* GIVEN PASSAGE
Taking the Right Approach in 2022

As the amount of information businesses handle nowadays continues to grow, companies across all industries struggle with the ability to easily structure, manage, and analyze such large volumes of data to make the right strategic decisions. When organizations are managing thousands, if not millions, of product prices, this can be a challenging task because to keep many prices accurate and in line with many changing variables such as customer demands, costs, and evolving competitors’ strategies, businesses cannot rely on slow and error-prone price adjustments.

Although spreadsheets and ERP systems have been essential tools to manage and store prices, they are not as powerful when it comes to delivering dynamic pricing across digital sales channels to meet the needs of modern buyers. Traditional price management methods are giving way to advanced pricing solutions, which can provide real-time price calculations, scalable and available even in periods of peak demand.

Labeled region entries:

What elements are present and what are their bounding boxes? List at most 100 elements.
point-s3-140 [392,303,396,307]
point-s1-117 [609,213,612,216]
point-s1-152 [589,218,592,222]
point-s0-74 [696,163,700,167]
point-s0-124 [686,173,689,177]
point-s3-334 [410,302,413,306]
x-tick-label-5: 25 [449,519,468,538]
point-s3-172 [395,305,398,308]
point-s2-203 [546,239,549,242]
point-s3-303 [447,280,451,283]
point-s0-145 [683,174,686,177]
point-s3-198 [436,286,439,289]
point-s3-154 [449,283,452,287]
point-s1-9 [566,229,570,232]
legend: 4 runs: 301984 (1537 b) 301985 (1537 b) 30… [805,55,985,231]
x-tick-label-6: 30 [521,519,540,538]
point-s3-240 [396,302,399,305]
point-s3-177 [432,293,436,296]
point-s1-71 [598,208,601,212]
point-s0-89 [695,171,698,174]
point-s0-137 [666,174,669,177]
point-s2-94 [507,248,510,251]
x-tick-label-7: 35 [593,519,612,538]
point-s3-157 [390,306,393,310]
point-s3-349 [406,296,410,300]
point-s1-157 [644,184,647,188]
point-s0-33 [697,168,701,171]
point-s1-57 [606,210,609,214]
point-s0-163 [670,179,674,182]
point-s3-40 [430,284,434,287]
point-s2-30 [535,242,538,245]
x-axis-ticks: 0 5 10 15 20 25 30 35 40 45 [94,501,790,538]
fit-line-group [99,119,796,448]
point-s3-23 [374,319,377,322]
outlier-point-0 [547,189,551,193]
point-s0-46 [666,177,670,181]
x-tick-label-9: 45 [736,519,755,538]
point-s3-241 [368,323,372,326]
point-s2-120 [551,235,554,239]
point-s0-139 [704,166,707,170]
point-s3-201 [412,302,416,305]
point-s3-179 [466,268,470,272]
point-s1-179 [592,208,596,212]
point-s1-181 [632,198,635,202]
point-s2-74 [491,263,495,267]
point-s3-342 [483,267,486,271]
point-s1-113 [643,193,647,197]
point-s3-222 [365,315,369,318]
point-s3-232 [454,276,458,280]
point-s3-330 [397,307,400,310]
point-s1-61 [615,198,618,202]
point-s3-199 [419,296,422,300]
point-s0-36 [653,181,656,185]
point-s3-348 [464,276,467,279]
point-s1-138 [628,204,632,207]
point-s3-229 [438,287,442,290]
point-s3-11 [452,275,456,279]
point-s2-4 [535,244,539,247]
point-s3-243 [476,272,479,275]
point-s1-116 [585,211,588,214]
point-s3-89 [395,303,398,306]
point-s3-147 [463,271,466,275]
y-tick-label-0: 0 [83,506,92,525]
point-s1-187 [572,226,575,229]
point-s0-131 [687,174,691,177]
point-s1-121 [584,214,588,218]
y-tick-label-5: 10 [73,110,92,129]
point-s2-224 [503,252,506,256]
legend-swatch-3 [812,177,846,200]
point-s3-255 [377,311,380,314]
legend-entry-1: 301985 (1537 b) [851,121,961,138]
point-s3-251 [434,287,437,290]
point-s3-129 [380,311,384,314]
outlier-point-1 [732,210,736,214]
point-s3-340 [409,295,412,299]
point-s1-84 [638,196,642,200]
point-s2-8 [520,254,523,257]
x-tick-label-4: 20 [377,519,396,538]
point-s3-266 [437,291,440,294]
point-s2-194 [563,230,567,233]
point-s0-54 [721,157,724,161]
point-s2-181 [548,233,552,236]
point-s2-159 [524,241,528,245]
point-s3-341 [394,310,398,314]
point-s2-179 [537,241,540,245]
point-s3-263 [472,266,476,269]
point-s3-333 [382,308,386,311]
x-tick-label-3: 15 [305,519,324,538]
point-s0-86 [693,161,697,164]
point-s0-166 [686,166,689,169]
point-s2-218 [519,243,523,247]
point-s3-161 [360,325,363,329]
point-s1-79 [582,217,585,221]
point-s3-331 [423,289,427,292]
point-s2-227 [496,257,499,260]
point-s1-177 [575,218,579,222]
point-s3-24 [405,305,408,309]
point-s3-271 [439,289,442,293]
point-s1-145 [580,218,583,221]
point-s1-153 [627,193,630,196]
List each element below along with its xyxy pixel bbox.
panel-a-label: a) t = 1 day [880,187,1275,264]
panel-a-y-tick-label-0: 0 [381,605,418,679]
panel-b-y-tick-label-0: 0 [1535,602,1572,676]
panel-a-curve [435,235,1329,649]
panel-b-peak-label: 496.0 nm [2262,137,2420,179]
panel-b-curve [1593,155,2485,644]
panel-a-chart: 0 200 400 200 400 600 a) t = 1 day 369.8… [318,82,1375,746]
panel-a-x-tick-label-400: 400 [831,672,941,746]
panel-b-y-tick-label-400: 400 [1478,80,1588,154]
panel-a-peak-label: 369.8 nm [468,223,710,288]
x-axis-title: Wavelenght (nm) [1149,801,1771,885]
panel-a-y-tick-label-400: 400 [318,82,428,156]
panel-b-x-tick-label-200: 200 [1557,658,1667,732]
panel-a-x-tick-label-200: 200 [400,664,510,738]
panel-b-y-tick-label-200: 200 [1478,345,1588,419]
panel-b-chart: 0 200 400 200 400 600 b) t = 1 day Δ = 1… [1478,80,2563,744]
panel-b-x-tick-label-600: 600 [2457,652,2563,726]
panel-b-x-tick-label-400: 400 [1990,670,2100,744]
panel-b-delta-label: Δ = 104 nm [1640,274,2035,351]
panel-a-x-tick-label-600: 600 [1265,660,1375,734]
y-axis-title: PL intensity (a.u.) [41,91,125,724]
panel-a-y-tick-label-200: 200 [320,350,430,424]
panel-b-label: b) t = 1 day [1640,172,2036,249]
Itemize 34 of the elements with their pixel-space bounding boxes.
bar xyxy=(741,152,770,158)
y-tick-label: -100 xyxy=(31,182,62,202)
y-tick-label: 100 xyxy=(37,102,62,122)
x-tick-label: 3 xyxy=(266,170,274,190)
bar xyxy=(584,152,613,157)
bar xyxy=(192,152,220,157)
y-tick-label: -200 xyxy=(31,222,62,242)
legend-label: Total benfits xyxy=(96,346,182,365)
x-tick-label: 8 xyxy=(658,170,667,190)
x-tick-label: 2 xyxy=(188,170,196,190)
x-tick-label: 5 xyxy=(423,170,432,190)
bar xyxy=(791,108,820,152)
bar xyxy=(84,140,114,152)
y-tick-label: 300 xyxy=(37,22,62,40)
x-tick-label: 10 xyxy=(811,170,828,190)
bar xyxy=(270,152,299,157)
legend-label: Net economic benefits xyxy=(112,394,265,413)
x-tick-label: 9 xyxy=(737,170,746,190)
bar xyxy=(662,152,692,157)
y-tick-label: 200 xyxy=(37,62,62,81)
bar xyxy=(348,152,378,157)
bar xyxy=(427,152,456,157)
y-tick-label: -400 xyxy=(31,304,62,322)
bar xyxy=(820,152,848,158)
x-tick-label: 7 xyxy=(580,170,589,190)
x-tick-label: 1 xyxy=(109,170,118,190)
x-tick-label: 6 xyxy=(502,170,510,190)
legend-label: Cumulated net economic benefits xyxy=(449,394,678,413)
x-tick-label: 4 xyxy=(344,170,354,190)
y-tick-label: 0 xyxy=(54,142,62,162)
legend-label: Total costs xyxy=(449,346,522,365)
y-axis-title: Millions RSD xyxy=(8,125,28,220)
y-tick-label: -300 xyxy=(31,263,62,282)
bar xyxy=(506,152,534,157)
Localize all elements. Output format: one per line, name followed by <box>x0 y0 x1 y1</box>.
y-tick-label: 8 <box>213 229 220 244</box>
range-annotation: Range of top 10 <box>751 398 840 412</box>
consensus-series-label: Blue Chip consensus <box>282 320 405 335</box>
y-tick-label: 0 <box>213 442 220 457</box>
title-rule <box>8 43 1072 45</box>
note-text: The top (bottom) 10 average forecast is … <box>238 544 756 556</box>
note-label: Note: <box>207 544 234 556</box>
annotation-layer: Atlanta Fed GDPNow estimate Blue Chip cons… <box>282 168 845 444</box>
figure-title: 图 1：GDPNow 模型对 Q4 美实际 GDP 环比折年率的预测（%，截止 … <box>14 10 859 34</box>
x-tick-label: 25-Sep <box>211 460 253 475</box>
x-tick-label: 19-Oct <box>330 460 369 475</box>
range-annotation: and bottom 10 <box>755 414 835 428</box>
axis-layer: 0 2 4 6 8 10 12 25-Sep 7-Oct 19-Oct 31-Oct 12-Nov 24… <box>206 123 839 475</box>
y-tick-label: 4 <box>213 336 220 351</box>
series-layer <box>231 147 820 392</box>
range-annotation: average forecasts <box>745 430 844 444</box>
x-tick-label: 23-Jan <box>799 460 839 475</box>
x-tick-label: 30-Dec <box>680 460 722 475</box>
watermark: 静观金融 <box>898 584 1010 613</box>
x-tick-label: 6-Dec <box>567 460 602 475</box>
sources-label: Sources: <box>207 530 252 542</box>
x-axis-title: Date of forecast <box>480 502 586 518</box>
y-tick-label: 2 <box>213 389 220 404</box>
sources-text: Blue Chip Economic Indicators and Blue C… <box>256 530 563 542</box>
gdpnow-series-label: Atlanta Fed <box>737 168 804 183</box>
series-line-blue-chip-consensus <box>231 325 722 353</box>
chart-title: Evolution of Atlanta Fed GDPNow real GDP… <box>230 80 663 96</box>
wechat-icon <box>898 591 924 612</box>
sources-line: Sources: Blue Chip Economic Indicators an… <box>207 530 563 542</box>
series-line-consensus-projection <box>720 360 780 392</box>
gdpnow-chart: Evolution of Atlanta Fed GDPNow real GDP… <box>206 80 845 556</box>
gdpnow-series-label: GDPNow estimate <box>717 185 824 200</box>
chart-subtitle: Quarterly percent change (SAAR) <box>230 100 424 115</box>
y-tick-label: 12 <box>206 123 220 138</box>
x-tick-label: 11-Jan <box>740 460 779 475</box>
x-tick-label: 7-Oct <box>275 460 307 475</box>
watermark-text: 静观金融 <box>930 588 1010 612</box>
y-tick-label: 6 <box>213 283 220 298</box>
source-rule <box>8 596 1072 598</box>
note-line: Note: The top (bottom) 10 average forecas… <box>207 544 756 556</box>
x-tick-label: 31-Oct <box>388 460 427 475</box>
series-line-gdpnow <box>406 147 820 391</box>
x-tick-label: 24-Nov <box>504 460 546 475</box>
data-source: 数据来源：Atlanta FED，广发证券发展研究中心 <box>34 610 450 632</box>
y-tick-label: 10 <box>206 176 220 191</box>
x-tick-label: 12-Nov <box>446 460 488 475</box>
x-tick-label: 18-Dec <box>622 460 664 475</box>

* EXERCISE AIM
From the pricing passage, output verbatim the span that begins with the words containing "Although spreadsheets and" and ends with "of peak demand.".

* COMPLETE ANSWER
Although spreadsheets and ERP systems have been essential tools to manage and store prices, they are not as powerful when it comes to delivering dynamic pricing across digital sales channels to meet the needs of modern buyers. Traditional price management methods are giving way to advanced pricing solutions, which can provide real-time price calculations, scalable and available even in periods of peak demand.